_Job_
Work through the listing below and count the lines that hold "فعالیت". Answer with the number alone.

----------------

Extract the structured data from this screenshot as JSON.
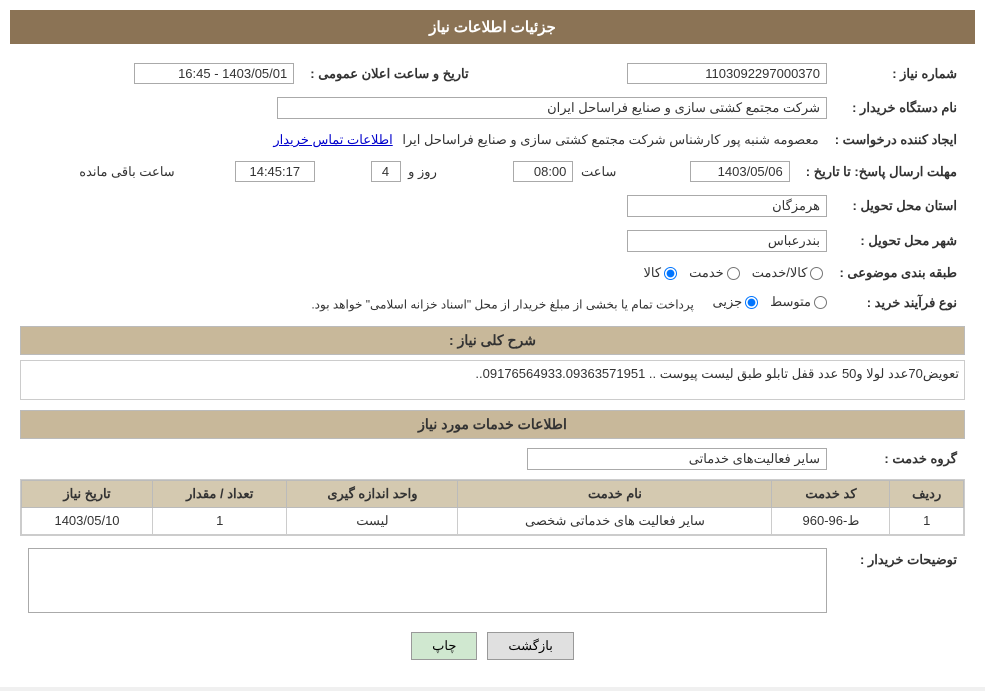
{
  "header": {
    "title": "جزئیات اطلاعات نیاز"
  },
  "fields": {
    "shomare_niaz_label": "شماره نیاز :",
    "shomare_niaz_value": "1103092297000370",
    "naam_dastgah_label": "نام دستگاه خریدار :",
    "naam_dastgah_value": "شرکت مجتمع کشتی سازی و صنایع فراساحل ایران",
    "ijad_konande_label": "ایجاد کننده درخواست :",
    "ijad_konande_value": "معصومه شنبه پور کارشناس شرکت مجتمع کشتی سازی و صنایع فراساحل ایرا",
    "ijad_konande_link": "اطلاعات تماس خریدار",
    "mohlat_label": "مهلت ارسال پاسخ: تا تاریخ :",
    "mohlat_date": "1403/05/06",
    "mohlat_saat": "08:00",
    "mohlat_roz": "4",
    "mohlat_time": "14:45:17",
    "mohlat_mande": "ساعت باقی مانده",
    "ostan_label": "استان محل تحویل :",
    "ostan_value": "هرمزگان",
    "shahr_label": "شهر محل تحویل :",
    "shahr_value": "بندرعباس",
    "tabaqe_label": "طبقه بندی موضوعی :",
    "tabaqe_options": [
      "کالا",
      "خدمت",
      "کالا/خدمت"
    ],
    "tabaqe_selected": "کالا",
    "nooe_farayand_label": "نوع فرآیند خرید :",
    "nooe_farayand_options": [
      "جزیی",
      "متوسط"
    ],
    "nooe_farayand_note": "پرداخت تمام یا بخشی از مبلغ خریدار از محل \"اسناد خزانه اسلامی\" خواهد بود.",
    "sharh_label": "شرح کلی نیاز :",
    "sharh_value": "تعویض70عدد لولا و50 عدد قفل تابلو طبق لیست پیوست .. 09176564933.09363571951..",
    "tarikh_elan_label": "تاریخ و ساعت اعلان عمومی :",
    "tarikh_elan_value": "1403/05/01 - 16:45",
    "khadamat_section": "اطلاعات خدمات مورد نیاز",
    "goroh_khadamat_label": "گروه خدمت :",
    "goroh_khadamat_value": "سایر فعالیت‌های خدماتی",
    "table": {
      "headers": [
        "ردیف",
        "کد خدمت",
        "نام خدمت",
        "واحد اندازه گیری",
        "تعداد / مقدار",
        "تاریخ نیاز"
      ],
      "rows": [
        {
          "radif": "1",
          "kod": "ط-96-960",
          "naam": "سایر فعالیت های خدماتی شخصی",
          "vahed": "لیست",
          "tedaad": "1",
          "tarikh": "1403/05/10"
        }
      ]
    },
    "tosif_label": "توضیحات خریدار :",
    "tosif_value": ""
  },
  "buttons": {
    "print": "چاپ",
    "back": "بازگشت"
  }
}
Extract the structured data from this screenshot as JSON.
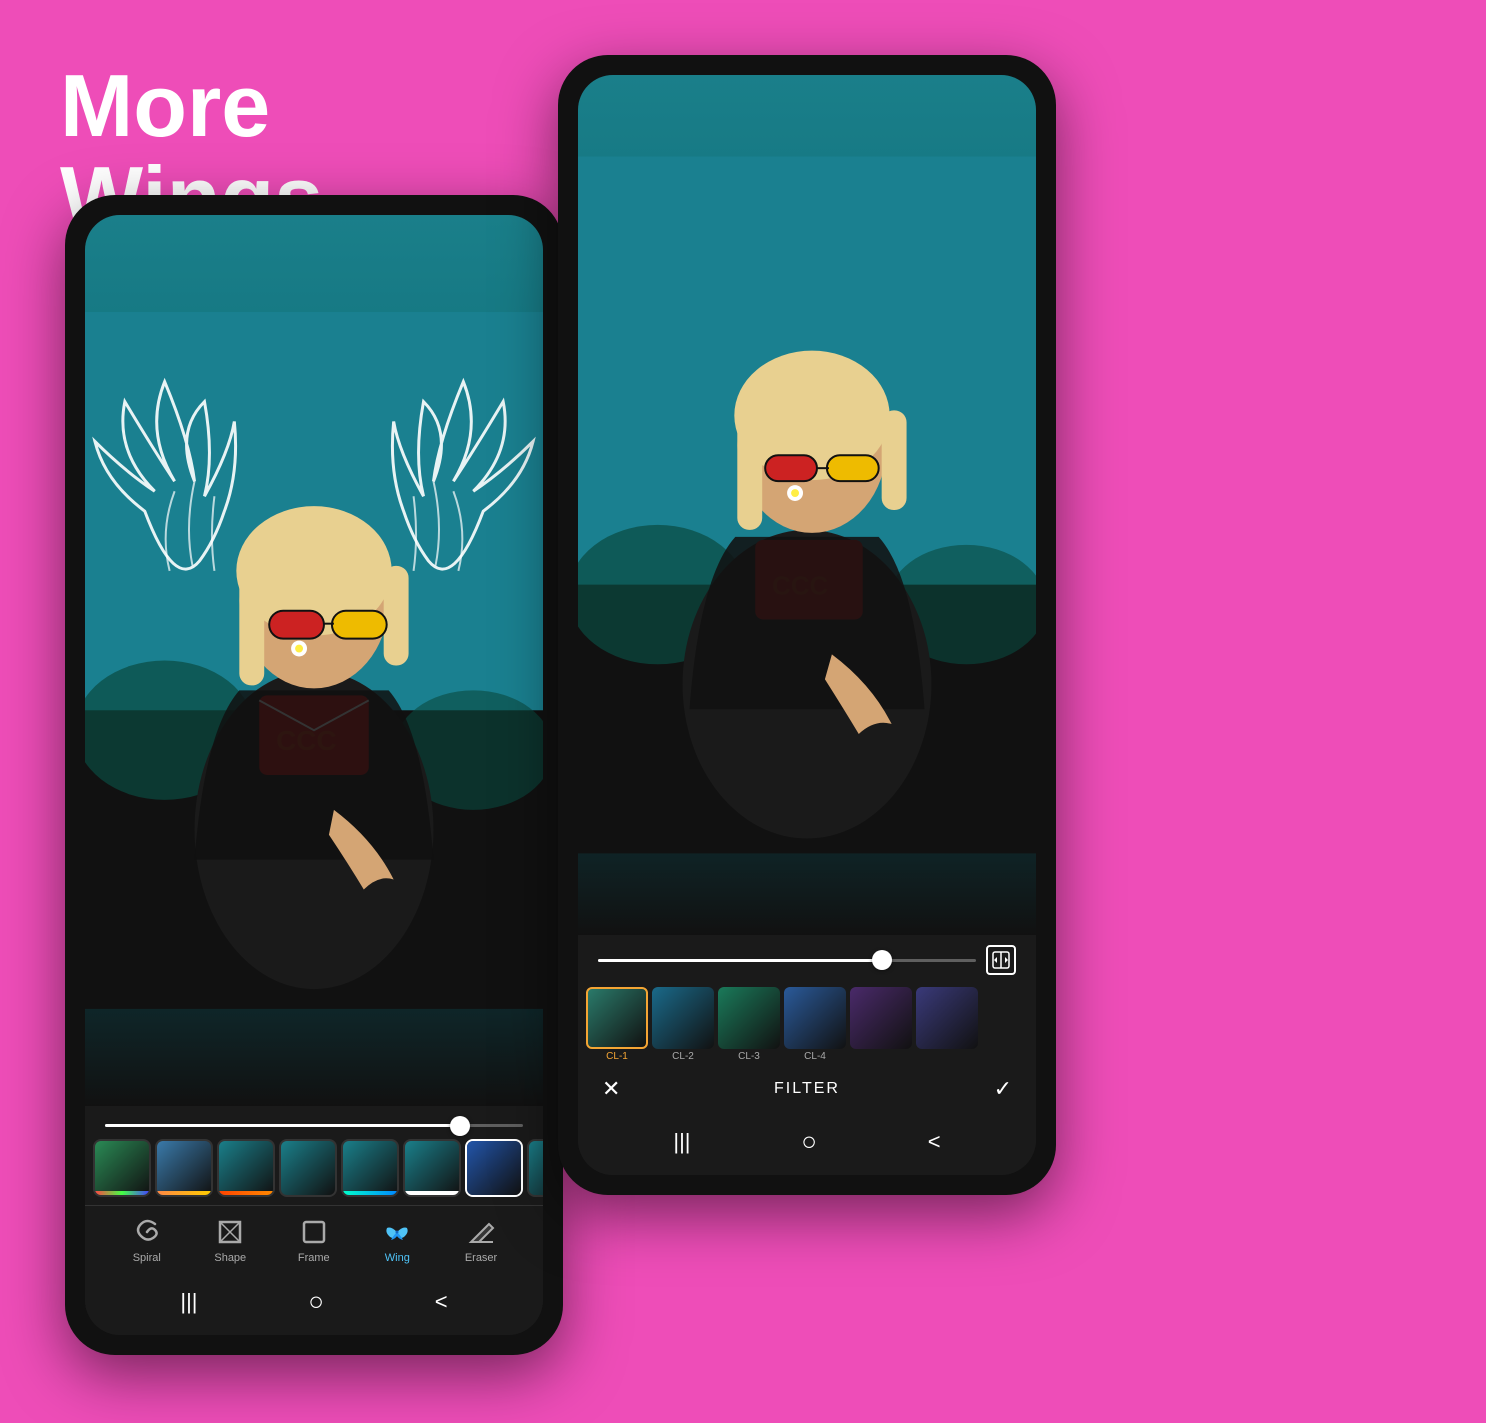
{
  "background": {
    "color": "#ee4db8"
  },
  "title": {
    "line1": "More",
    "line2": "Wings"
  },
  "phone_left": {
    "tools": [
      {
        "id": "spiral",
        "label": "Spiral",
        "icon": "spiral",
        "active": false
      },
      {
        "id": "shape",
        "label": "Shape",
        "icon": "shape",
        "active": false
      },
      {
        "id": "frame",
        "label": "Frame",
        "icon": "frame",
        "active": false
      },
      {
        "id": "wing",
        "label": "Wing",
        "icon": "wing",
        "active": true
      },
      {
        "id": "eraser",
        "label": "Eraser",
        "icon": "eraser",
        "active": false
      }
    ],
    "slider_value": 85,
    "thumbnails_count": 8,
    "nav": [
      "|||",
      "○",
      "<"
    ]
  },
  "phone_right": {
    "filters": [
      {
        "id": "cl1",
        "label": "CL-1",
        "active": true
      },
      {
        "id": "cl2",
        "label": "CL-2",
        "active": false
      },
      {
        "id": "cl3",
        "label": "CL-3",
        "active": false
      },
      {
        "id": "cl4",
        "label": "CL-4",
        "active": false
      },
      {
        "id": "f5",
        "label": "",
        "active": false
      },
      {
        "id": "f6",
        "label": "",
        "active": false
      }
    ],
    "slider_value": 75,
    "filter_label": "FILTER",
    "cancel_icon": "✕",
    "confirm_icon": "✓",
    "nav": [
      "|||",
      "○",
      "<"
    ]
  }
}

----------------

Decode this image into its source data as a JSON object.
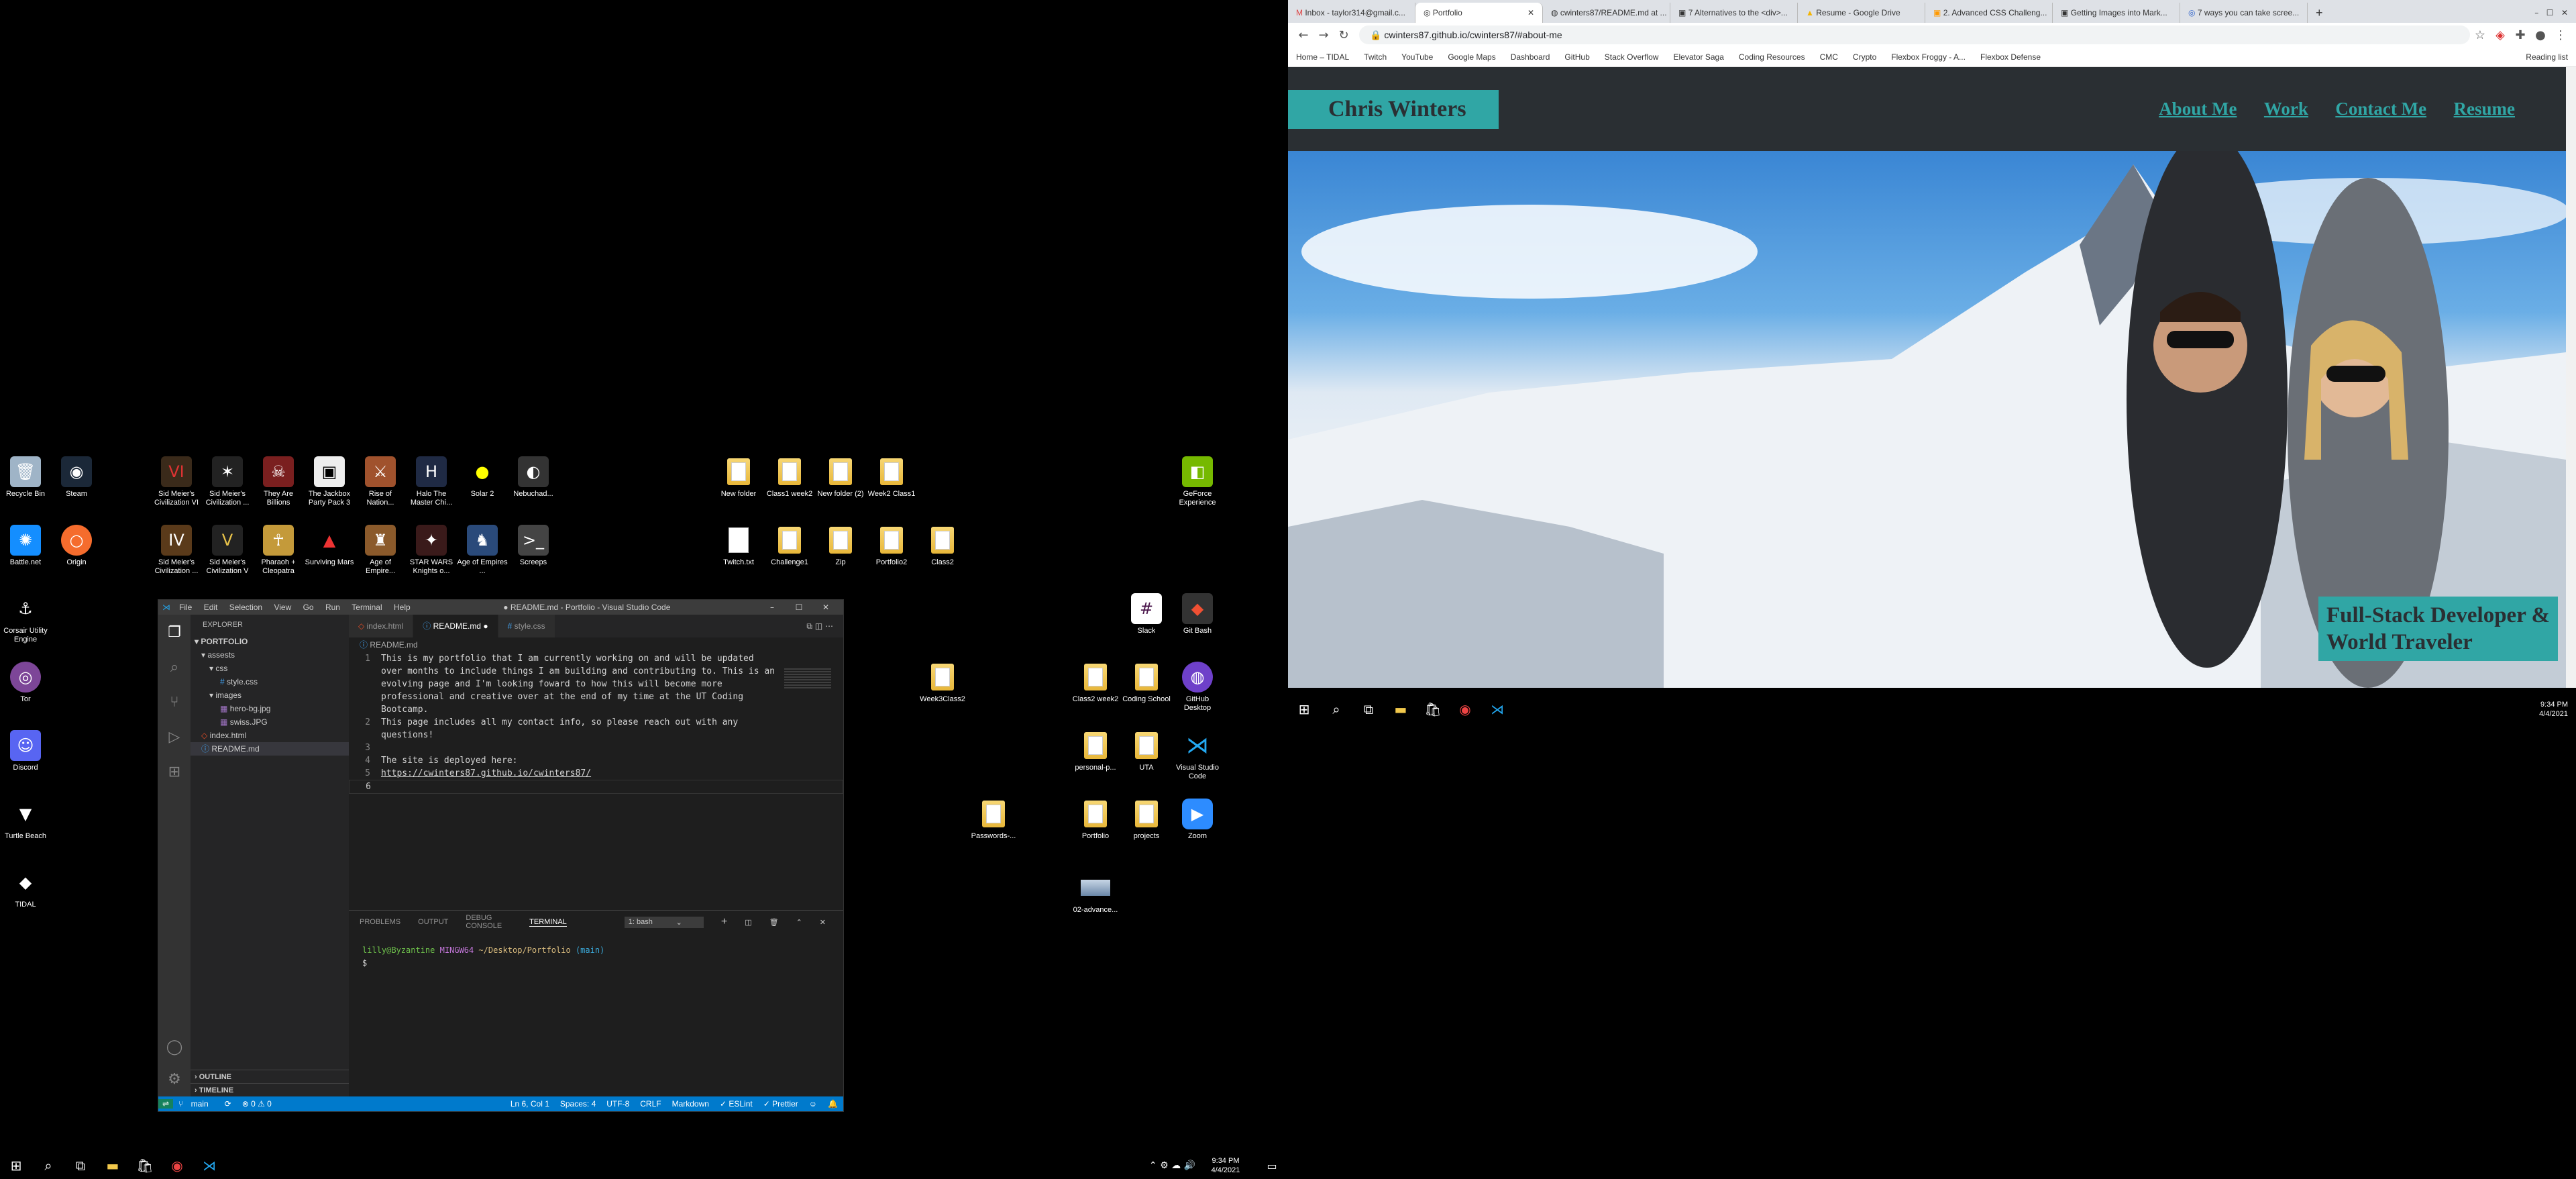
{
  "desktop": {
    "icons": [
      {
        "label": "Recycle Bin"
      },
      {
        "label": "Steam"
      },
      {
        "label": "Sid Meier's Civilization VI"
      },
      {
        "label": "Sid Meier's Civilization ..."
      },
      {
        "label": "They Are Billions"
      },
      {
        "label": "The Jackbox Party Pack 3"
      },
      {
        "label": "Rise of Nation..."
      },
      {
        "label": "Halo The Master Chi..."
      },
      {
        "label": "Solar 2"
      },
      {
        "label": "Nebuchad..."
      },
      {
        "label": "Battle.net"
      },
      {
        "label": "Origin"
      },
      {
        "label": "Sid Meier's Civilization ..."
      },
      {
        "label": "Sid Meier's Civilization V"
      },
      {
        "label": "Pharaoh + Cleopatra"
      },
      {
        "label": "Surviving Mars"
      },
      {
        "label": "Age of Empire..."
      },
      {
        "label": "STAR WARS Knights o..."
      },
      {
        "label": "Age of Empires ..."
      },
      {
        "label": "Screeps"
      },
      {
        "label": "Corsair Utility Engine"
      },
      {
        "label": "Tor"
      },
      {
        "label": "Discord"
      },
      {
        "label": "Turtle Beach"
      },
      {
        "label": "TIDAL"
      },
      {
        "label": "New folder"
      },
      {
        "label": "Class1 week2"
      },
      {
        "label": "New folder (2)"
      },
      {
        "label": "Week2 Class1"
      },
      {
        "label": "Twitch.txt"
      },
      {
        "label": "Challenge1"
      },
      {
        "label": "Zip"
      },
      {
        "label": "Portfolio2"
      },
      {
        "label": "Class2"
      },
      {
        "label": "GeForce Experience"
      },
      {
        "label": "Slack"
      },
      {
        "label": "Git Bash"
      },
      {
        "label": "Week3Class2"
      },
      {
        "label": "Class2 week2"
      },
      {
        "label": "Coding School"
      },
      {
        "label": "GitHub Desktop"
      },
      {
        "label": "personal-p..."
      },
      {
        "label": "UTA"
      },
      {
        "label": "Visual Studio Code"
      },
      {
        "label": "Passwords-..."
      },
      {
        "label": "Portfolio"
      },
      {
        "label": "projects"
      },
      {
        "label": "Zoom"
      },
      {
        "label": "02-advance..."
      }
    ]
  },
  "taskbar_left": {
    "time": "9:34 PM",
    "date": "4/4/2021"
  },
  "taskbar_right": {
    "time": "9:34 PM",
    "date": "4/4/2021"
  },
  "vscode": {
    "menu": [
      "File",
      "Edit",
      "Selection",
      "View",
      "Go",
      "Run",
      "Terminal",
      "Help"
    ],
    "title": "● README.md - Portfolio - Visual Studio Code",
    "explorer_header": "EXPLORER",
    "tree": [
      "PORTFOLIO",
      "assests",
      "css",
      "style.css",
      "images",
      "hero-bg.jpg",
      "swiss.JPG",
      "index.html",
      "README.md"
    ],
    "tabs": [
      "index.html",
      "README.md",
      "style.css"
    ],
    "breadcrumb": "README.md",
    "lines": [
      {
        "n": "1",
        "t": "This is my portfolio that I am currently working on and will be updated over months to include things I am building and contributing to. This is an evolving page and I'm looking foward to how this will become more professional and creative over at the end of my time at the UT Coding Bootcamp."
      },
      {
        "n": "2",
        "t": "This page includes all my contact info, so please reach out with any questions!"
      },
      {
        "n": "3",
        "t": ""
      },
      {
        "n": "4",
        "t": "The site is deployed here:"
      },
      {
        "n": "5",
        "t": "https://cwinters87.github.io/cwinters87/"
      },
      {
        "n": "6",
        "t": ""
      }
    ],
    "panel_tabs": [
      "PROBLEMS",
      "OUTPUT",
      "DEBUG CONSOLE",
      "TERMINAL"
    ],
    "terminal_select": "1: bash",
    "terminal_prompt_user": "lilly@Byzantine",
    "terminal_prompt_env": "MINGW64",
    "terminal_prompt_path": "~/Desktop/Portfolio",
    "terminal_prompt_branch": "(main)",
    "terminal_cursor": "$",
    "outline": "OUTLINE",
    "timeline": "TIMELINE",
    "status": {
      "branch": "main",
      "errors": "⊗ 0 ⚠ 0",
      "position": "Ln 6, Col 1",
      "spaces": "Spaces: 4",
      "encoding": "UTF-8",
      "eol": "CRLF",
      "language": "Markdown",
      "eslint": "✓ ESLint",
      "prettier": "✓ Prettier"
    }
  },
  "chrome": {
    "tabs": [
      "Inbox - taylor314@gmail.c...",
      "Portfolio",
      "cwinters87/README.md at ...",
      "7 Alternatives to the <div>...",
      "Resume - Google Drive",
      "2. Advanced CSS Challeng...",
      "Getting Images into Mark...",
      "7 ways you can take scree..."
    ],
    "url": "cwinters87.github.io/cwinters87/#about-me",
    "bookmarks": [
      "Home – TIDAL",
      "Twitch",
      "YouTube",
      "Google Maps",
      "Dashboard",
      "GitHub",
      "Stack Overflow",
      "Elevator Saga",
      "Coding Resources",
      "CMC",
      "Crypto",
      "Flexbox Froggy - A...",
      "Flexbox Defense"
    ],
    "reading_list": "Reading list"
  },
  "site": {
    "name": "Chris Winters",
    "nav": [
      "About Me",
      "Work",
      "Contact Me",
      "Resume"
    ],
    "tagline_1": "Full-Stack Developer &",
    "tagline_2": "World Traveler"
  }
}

----------------

_Output below_
2